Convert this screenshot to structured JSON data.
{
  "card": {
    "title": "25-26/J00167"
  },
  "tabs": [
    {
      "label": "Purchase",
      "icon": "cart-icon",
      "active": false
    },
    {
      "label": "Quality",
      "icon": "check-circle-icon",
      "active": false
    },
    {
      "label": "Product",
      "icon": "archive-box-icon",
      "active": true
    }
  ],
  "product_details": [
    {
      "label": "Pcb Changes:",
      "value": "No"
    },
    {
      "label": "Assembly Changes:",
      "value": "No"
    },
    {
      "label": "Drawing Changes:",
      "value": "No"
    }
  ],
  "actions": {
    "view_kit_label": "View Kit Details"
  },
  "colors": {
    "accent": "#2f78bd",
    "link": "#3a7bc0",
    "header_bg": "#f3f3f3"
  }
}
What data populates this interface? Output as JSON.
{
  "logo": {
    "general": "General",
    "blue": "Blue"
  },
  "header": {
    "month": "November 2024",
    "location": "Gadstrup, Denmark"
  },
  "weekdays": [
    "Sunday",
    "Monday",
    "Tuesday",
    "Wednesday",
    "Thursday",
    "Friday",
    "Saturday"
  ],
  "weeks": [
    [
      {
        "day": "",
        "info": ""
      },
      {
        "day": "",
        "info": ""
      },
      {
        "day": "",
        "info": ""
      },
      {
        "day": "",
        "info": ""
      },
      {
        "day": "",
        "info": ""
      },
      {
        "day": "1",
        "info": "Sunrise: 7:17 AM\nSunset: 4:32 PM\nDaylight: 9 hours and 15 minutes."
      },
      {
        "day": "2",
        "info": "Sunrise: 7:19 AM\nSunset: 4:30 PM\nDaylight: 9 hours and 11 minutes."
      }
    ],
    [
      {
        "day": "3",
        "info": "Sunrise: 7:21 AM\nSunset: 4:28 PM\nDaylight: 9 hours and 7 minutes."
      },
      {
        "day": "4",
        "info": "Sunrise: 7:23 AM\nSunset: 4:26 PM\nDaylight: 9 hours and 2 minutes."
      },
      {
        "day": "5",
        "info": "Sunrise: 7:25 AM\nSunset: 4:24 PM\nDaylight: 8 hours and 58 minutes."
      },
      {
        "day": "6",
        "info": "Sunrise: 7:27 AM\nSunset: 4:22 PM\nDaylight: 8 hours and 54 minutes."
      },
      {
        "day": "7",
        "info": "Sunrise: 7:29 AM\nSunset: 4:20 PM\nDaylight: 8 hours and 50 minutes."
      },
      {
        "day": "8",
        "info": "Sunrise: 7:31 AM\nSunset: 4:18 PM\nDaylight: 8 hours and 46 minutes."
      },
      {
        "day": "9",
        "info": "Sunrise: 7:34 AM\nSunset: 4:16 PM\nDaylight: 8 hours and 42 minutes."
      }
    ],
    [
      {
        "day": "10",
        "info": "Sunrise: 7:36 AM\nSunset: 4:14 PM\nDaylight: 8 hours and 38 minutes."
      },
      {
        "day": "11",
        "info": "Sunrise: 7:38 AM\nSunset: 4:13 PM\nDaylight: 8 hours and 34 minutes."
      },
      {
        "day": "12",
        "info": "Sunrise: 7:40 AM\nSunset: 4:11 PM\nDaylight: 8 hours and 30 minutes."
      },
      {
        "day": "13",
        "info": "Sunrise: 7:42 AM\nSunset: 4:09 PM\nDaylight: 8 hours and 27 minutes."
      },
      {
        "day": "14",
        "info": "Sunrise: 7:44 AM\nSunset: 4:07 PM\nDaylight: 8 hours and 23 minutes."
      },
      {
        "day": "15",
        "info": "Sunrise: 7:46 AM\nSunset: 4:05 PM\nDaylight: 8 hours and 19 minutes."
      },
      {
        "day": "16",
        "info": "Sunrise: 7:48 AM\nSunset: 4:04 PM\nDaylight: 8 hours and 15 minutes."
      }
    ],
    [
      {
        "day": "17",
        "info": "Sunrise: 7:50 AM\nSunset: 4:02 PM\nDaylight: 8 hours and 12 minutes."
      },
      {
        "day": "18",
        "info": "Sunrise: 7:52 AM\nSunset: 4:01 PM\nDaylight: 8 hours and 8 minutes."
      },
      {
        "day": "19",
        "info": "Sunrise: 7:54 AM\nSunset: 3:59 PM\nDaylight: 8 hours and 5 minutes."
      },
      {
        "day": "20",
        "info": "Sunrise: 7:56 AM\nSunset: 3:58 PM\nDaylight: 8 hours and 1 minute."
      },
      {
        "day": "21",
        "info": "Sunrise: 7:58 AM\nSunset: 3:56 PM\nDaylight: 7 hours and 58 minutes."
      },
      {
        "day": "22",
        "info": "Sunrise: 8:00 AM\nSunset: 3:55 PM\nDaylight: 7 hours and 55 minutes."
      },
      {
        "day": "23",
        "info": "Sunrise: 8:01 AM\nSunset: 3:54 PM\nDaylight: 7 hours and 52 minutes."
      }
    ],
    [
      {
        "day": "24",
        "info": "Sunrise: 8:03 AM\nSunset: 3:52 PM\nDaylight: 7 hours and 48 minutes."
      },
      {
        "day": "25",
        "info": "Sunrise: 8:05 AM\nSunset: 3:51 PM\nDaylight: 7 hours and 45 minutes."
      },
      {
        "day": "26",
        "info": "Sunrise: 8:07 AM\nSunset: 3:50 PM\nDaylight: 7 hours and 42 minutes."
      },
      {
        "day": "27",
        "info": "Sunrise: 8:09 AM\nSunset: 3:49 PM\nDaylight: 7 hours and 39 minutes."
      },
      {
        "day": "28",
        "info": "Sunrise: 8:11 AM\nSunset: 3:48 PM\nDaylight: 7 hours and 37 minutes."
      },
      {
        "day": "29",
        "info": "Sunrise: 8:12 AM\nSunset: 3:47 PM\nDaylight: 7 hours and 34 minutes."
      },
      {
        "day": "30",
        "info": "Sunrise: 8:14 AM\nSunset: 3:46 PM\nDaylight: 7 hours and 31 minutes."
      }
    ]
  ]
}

-=-=-=-=-

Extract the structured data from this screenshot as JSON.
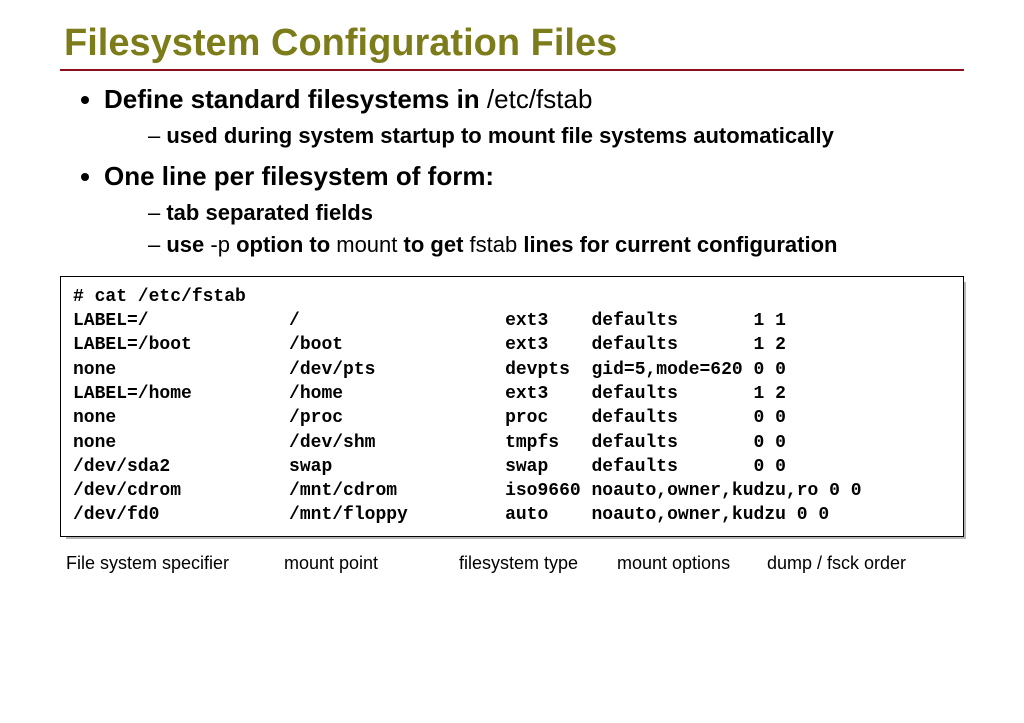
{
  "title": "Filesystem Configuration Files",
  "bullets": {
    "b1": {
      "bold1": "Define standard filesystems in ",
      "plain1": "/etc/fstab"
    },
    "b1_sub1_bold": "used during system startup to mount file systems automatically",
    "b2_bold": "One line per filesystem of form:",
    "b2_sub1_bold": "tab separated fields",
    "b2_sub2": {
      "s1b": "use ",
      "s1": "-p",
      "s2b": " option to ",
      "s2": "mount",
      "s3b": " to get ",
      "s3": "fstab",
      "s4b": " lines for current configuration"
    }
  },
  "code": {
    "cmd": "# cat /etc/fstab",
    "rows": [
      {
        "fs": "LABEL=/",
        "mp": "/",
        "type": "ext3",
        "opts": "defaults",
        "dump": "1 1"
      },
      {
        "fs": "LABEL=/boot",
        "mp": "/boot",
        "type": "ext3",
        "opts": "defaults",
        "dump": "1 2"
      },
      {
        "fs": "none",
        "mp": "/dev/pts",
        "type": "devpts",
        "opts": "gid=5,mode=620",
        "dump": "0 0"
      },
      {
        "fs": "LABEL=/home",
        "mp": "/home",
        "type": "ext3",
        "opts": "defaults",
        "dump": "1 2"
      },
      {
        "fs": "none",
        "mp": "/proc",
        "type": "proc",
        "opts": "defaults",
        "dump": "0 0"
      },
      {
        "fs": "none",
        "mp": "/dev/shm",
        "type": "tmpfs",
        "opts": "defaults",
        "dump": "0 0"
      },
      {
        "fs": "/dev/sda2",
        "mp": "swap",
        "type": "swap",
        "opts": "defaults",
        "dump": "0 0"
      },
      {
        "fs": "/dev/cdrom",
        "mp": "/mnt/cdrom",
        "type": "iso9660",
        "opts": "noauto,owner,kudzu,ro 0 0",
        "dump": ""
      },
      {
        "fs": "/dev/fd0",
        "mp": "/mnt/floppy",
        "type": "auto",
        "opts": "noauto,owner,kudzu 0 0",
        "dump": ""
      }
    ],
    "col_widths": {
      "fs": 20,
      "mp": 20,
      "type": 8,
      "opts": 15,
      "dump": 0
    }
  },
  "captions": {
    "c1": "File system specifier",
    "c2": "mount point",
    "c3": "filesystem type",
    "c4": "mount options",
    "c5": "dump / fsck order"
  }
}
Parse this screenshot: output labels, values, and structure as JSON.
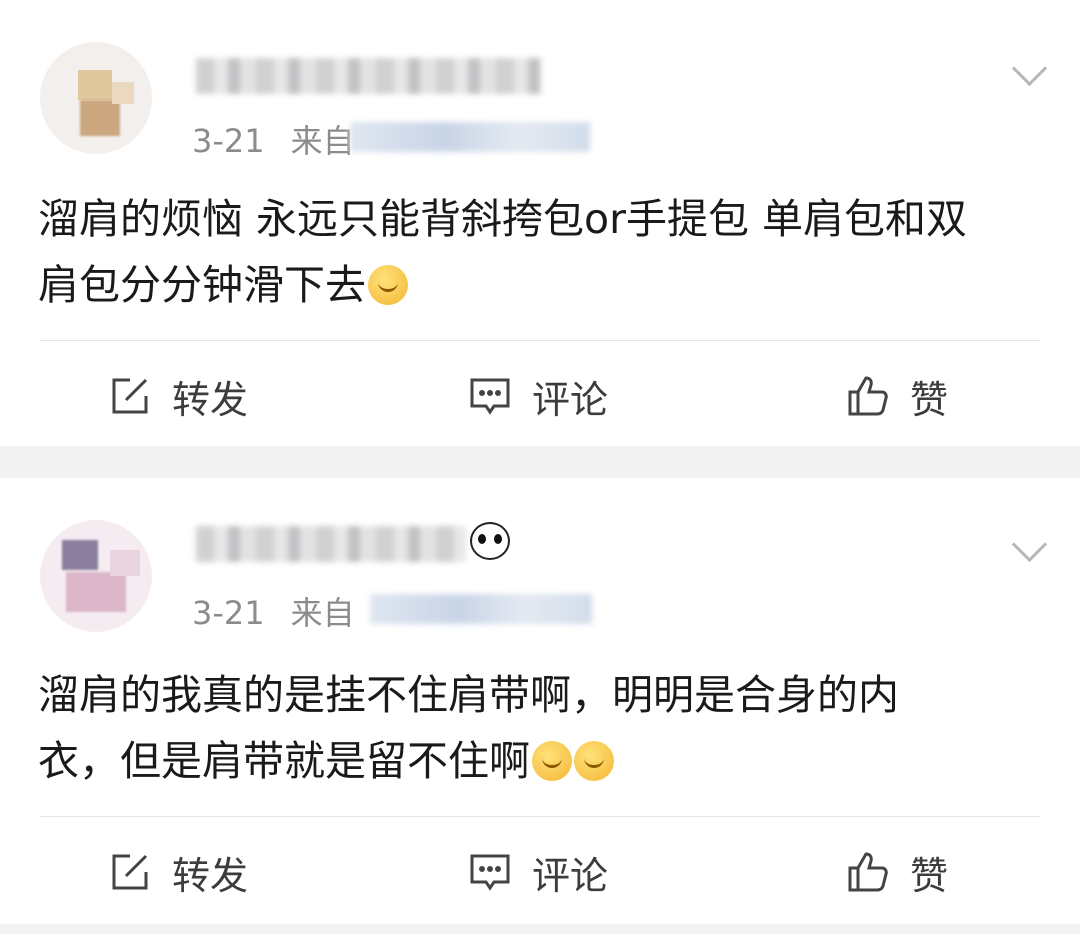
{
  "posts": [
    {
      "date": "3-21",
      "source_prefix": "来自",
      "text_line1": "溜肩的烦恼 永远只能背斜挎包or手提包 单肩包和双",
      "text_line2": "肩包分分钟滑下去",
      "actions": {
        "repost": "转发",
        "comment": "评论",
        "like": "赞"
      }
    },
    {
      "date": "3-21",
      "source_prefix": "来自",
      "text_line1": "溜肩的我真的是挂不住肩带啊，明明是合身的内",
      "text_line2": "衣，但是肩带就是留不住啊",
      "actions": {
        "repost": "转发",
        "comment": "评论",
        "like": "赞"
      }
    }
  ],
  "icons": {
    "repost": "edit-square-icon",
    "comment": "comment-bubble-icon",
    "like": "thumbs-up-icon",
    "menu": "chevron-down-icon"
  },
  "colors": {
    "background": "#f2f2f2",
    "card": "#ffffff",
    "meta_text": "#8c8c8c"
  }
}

-=-=-=-=-

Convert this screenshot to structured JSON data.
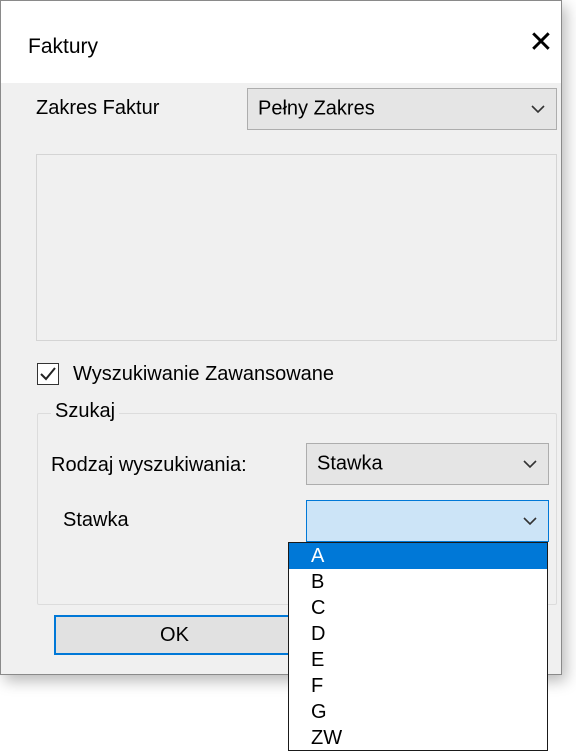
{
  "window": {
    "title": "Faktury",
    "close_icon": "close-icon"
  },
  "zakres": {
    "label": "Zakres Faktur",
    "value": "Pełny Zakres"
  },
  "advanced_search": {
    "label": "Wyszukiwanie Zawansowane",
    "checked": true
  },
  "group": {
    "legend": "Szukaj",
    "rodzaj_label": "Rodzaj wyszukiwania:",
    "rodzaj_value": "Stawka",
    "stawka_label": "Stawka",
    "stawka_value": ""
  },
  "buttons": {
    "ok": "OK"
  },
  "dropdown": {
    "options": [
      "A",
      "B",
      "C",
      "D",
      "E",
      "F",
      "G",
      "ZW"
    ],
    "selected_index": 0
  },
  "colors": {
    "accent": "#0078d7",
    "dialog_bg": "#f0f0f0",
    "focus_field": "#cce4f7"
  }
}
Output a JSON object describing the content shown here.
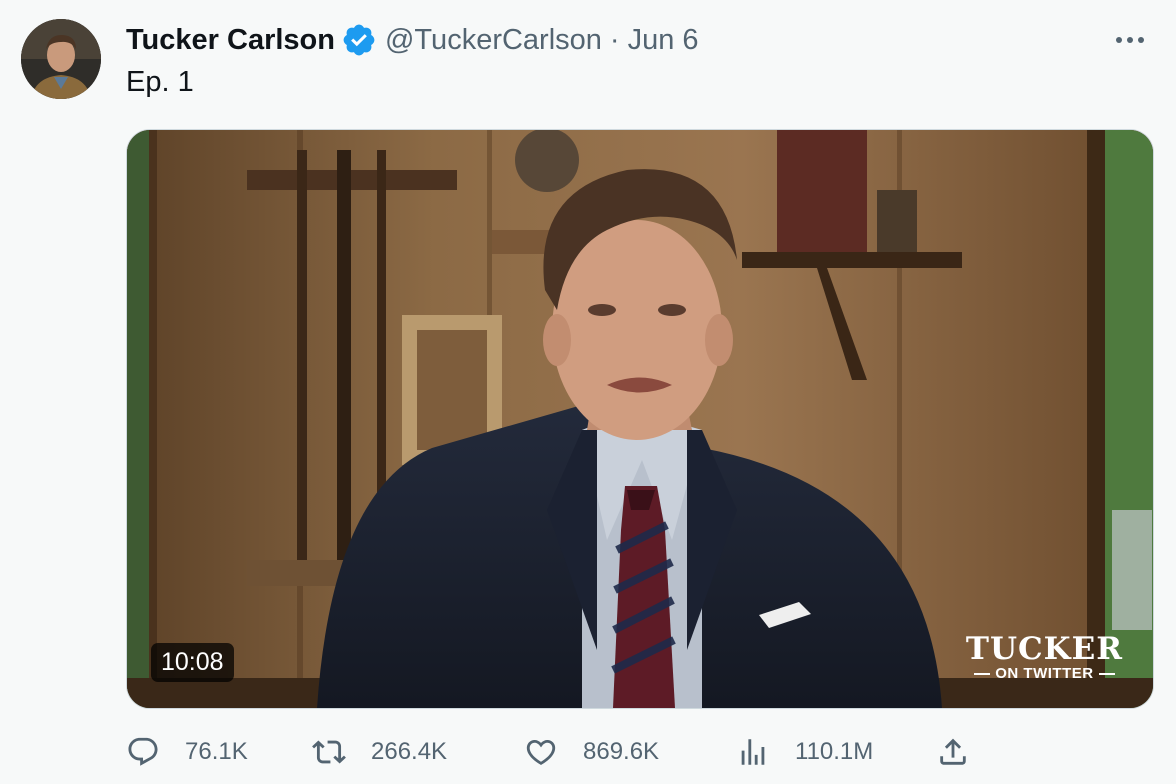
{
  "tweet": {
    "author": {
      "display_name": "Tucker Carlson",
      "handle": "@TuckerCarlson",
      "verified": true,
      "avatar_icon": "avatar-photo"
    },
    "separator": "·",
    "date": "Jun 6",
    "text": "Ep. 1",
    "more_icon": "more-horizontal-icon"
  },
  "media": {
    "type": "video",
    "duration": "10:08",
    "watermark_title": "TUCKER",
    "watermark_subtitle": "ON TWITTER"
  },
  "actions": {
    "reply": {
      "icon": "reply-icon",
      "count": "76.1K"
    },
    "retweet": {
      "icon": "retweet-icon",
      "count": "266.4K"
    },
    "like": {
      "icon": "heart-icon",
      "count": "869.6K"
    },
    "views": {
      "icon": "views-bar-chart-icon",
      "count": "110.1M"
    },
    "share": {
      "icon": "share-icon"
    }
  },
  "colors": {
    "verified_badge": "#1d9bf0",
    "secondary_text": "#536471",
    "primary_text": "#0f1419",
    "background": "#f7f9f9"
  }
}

-=-=-=-=-

## Exercise instructions
Each line above that includes "type" should be shown.

## Written response
        "type": "ext3",
        "type": "ext3",
        "type": "devpts",
        "type": "ext3",
        "type": "proc",
        "type": "tmpfs",
        "type": "swap",
        "type": "iso9660",
        "type": "auto",
      "type": 8,
    "c3": "filesystem type",
    "type": "video",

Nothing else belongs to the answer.